**What is being asked**
Can you write out all of the material below, word for word?

[Chart and figure data]
** start **
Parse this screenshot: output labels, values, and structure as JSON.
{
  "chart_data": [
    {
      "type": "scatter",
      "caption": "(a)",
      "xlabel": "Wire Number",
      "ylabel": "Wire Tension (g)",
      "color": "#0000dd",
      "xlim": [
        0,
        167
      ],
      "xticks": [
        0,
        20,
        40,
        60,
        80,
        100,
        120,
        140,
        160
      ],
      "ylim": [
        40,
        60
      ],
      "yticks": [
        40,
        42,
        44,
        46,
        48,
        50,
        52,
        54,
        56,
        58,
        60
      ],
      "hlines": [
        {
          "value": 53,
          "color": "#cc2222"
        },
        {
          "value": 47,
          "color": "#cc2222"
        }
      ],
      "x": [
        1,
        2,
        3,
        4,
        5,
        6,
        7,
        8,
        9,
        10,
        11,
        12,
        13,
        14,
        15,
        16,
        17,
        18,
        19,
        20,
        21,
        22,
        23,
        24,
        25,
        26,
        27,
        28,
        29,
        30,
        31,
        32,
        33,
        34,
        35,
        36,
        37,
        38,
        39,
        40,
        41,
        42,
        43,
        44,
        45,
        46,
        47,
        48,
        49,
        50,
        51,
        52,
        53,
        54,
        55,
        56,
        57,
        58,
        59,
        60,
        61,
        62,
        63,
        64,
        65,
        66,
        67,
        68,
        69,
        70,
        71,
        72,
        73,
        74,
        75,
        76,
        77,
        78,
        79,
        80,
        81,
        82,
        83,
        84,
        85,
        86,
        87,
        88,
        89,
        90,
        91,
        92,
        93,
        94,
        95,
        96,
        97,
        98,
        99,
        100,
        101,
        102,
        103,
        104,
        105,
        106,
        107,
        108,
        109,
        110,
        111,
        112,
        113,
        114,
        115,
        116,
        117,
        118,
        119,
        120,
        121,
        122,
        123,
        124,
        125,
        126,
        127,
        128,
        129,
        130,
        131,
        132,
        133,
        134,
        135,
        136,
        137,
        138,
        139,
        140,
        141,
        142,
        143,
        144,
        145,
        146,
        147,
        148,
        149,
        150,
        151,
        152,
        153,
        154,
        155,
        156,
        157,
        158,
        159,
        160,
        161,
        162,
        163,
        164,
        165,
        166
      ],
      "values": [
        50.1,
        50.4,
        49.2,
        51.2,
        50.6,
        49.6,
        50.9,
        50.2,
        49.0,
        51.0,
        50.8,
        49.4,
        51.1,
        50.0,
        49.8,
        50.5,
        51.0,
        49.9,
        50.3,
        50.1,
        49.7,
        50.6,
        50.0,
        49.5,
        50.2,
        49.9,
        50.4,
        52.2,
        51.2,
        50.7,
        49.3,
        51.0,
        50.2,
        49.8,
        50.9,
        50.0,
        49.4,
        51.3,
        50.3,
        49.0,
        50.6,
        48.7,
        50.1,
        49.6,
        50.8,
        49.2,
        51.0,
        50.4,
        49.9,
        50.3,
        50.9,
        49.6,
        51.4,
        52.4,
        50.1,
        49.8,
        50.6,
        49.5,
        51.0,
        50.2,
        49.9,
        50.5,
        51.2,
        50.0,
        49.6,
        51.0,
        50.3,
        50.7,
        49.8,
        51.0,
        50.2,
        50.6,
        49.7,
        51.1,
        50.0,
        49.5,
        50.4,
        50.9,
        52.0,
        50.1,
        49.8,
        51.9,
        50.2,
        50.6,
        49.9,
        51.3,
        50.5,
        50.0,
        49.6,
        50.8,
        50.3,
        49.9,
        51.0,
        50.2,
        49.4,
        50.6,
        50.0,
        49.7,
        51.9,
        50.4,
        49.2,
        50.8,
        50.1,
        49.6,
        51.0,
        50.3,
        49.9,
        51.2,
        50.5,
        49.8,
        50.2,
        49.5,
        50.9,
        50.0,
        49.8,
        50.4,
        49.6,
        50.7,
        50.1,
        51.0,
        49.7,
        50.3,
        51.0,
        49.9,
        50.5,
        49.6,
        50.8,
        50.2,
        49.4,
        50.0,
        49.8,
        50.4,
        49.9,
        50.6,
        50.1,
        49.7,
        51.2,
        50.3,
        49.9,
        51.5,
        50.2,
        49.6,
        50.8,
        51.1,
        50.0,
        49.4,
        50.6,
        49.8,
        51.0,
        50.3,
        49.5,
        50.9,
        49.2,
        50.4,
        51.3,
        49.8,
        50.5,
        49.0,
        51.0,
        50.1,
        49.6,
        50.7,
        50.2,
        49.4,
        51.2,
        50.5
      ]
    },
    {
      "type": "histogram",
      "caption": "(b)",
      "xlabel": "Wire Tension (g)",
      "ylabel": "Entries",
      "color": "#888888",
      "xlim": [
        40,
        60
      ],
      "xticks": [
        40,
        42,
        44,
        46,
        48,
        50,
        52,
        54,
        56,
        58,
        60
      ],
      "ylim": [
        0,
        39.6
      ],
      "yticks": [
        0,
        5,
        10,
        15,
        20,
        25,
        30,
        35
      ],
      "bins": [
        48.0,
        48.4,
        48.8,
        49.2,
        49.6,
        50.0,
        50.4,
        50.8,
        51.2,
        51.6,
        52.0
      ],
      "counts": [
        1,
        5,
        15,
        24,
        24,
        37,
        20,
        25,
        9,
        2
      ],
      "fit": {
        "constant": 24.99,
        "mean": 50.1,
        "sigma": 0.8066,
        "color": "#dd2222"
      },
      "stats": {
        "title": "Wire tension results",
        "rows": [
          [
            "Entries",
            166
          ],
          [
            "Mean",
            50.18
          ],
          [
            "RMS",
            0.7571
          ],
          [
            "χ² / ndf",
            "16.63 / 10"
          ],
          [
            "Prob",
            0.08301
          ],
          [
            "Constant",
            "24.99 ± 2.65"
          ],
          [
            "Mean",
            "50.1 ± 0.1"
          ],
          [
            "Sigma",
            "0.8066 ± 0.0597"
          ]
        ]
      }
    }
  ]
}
** end **
**Reply to the exercise**
Parse this screenshot: output labels, values, and structure as JSON.
{
  "chart_data": [
    {
      "type": "scatter",
      "caption": "(a)",
      "xlabel": "Wire Number",
      "ylabel": "Wire Tension (g)",
      "color": "#0000dd",
      "xlim": [
        0,
        167
      ],
      "xticks": [
        0,
        20,
        40,
        60,
        80,
        100,
        120,
        140,
        160
      ],
      "ylim": [
        40,
        60
      ],
      "yticks": [
        40,
        42,
        44,
        46,
        48,
        50,
        52,
        54,
        56,
        58,
        60
      ],
      "hlines": [
        {
          "value": 53,
          "color": "#cc2222"
        },
        {
          "value": 47,
          "color": "#cc2222"
        }
      ],
      "x": [
        1,
        2,
        3,
        4,
        5,
        6,
        7,
        8,
        9,
        10,
        11,
        12,
        13,
        14,
        15,
        16,
        17,
        18,
        19,
        20,
        21,
        22,
        23,
        24,
        25,
        26,
        27,
        28,
        29,
        30,
        31,
        32,
        33,
        34,
        35,
        36,
        37,
        38,
        39,
        40,
        41,
        42,
        43,
        44,
        45,
        46,
        47,
        48,
        49,
        50,
        51,
        52,
        53,
        54,
        55,
        56,
        57,
        58,
        59,
        60,
        61,
        62,
        63,
        64,
        65,
        66,
        67,
        68,
        69,
        70,
        71,
        72,
        73,
        74,
        75,
        76,
        77,
        78,
        79,
        80,
        81,
        82,
        83,
        84,
        85,
        86,
        87,
        88,
        89,
        90,
        91,
        92,
        93,
        94,
        95,
        96,
        97,
        98,
        99,
        100,
        101,
        102,
        103,
        104,
        105,
        106,
        107,
        108,
        109,
        110,
        111,
        112,
        113,
        114,
        115,
        116,
        117,
        118,
        119,
        120,
        121,
        122,
        123,
        124,
        125,
        126,
        127,
        128,
        129,
        130,
        131,
        132,
        133,
        134,
        135,
        136,
        137,
        138,
        139,
        140,
        141,
        142,
        143,
        144,
        145,
        146,
        147,
        148,
        149,
        150,
        151,
        152,
        153,
        154,
        155,
        156,
        157,
        158,
        159,
        160,
        161,
        162,
        163,
        164,
        165,
        166
      ],
      "values": [
        50.1,
        50.4,
        49.2,
        51.2,
        50.6,
        49.6,
        50.9,
        50.2,
        49.0,
        51.0,
        50.8,
        49.4,
        51.1,
        50.0,
        49.8,
        50.5,
        51.0,
        49.9,
        50.3,
        50.1,
        49.7,
        50.6,
        50.0,
        49.5,
        50.2,
        49.9,
        50.4,
        52.2,
        51.2,
        50.7,
        49.3,
        51.0,
        50.2,
        49.8,
        50.9,
        50.0,
        49.4,
        51.3,
        50.3,
        49.0,
        50.6,
        48.7,
        50.1,
        49.6,
        50.8,
        49.2,
        51.0,
        50.4,
        49.9,
        50.3,
        50.9,
        49.6,
        51.4,
        52.4,
        50.1,
        49.8,
        50.6,
        49.5,
        51.0,
        50.2,
        49.9,
        50.5,
        51.2,
        50.0,
        49.6,
        51.0,
        50.3,
        50.7,
        49.8,
        51.0,
        50.2,
        50.6,
        49.7,
        51.1,
        50.0,
        49.5,
        50.4,
        50.9,
        52.0,
        50.1,
        49.8,
        51.9,
        50.2,
        50.6,
        49.9,
        51.3,
        50.5,
        50.0,
        49.6,
        50.8,
        50.3,
        49.9,
        51.0,
        50.2,
        49.4,
        50.6,
        50.0,
        49.7,
        51.9,
        50.4,
        49.2,
        50.8,
        50.1,
        49.6,
        51.0,
        50.3,
        49.9,
        51.2,
        50.5,
        49.8,
        50.2,
        49.5,
        50.9,
        50.0,
        49.8,
        50.4,
        49.6,
        50.7,
        50.1,
        51.0,
        49.7,
        50.3,
        51.0,
        49.9,
        50.5,
        49.6,
        50.8,
        50.2,
        49.4,
        50.0,
        49.8,
        50.4,
        49.9,
        50.6,
        50.1,
        49.7,
        51.2,
        50.3,
        49.9,
        51.5,
        50.2,
        49.6,
        50.8,
        51.1,
        50.0,
        49.4,
        50.6,
        49.8,
        51.0,
        50.3,
        49.5,
        50.9,
        49.2,
        50.4,
        51.3,
        49.8,
        50.5,
        49.0,
        51.0,
        50.1,
        49.6,
        50.7,
        50.2,
        49.4,
        51.2,
        50.5
      ]
    },
    {
      "type": "histogram",
      "caption": "(b)",
      "xlabel": "Wire Tension (g)",
      "ylabel": "Entries",
      "color": "#888888",
      "xlim": [
        40,
        60
      ],
      "xticks": [
        40,
        42,
        44,
        46,
        48,
        50,
        52,
        54,
        56,
        58,
        60
      ],
      "ylim": [
        0,
        39.6
      ],
      "yticks": [
        0,
        5,
        10,
        15,
        20,
        25,
        30,
        35
      ],
      "bins": [
        48.0,
        48.4,
        48.8,
        49.2,
        49.6,
        50.0,
        50.4,
        50.8,
        51.2,
        51.6,
        52.0
      ],
      "counts": [
        1,
        5,
        15,
        24,
        24,
        37,
        20,
        25,
        9,
        2
      ],
      "fit": {
        "constant": 24.99,
        "mean": 50.1,
        "sigma": 0.8066,
        "color": "#dd2222"
      },
      "stats": {
        "title": "Wire tension results",
        "rows": [
          [
            "Entries",
            166
          ],
          [
            "Mean",
            50.18
          ],
          [
            "RMS",
            0.7571
          ],
          [
            "χ² / ndf",
            "16.63 / 10"
          ],
          [
            "Prob",
            0.08301
          ],
          [
            "Constant",
            "24.99 ± 2.65"
          ],
          [
            "Mean",
            "50.1 ± 0.1"
          ],
          [
            "Sigma",
            "0.8066 ± 0.0597"
          ]
        ]
      }
    }
  ]
}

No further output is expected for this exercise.